• [RECORD EXTRACTS]:
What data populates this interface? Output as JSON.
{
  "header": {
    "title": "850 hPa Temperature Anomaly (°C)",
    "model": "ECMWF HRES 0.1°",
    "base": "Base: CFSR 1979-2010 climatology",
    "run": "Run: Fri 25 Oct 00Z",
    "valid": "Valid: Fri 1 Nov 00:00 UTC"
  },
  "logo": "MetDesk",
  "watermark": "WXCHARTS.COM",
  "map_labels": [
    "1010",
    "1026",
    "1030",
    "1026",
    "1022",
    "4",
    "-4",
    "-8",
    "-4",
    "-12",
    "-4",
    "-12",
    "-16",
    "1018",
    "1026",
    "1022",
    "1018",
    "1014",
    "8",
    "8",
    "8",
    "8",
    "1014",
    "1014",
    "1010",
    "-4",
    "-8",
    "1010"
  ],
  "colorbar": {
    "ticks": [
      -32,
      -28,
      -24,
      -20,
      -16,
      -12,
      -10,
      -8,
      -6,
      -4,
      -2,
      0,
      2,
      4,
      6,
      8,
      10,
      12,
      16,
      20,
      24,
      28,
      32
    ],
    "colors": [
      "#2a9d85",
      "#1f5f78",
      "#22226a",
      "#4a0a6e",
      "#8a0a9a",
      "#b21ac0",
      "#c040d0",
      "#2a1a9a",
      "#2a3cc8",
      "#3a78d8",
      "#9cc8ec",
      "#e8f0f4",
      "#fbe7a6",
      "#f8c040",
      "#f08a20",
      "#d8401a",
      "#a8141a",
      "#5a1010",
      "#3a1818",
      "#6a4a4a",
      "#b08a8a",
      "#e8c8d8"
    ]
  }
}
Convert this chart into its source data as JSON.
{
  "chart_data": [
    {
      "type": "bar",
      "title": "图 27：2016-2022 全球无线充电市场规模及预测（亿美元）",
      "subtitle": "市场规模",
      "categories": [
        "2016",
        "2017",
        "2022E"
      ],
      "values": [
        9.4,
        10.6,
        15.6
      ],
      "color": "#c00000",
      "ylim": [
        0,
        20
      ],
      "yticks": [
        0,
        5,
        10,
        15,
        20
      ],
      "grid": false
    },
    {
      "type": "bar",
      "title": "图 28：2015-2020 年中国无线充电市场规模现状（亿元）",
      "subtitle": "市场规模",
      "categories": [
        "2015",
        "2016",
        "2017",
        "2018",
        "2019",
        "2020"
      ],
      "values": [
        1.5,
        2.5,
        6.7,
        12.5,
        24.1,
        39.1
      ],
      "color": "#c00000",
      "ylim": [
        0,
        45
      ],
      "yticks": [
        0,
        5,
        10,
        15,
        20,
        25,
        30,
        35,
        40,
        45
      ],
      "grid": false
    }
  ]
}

• [WHAT YOU ARE ASKED TO DO]: Print every entry exactly as written.

• [ANSWER IN FULL]:
What data populates this interface? Output as JSON.
{
  "header": {
    "title": "850 hPa Temperature Anomaly (°C)",
    "model": "ECMWF HRES 0.1°",
    "base": "Base: CFSR 1979-2010 climatology",
    "run": "Run: Fri 25 Oct 00Z",
    "valid": "Valid: Fri 1 Nov 00:00 UTC"
  },
  "logo": "MetDesk",
  "watermark": "WXCHARTS.COM",
  "map_labels": [
    "1010",
    "1026",
    "1030",
    "1026",
    "1022",
    "4",
    "-4",
    "-8",
    "-4",
    "-12",
    "-4",
    "-12",
    "-16",
    "1018",
    "1026",
    "1022",
    "1018",
    "1014",
    "8",
    "8",
    "8",
    "8",
    "1014",
    "1014",
    "1010",
    "-4",
    "-8",
    "1010"
  ],
  "colorbar": {
    "ticks": [
      -32,
      -28,
      -24,
      -20,
      -16,
      -12,
      -10,
      -8,
      -6,
      -4,
      -2,
      0,
      2,
      4,
      6,
      8,
      10,
      12,
      16,
      20,
      24,
      28,
      32
    ],
    "colors": [
      "#2a9d85",
      "#1f5f78",
      "#22226a",
      "#4a0a6e",
      "#8a0a9a",
      "#b21ac0",
      "#c040d0",
      "#2a1a9a",
      "#2a3cc8",
      "#3a78d8",
      "#9cc8ec",
      "#e8f0f4",
      "#fbe7a6",
      "#f8c040",
      "#f08a20",
      "#d8401a",
      "#a8141a",
      "#5a1010",
      "#3a1818",
      "#6a4a4a",
      "#b08a8a",
      "#e8c8d8"
    ]
  }
}
Convert this chart into its source data as JSON.
{
  "chart_data": [
    {
      "type": "bar",
      "title": "图 27：2016-2022 全球无线充电市场规模及预测（亿美元）",
      "subtitle": "市场规模",
      "categories": [
        "2016",
        "2017",
        "2022E"
      ],
      "values": [
        9.4,
        10.6,
        15.6
      ],
      "color": "#c00000",
      "ylim": [
        0,
        20
      ],
      "yticks": [
        0,
        5,
        10,
        15,
        20
      ],
      "grid": false
    },
    {
      "type": "bar",
      "title": "图 28：2015-2020 年中国无线充电市场规模现状（亿元）",
      "subtitle": "市场规模",
      "categories": [
        "2015",
        "2016",
        "2017",
        "2018",
        "2019",
        "2020"
      ],
      "values": [
        1.5,
        2.5,
        6.7,
        12.5,
        24.1,
        39.1
      ],
      "color": "#c00000",
      "ylim": [
        0,
        45
      ],
      "yticks": [
        0,
        5,
        10,
        15,
        20,
        25,
        30,
        35,
        40,
        45
      ],
      "grid": false
    }
  ]
}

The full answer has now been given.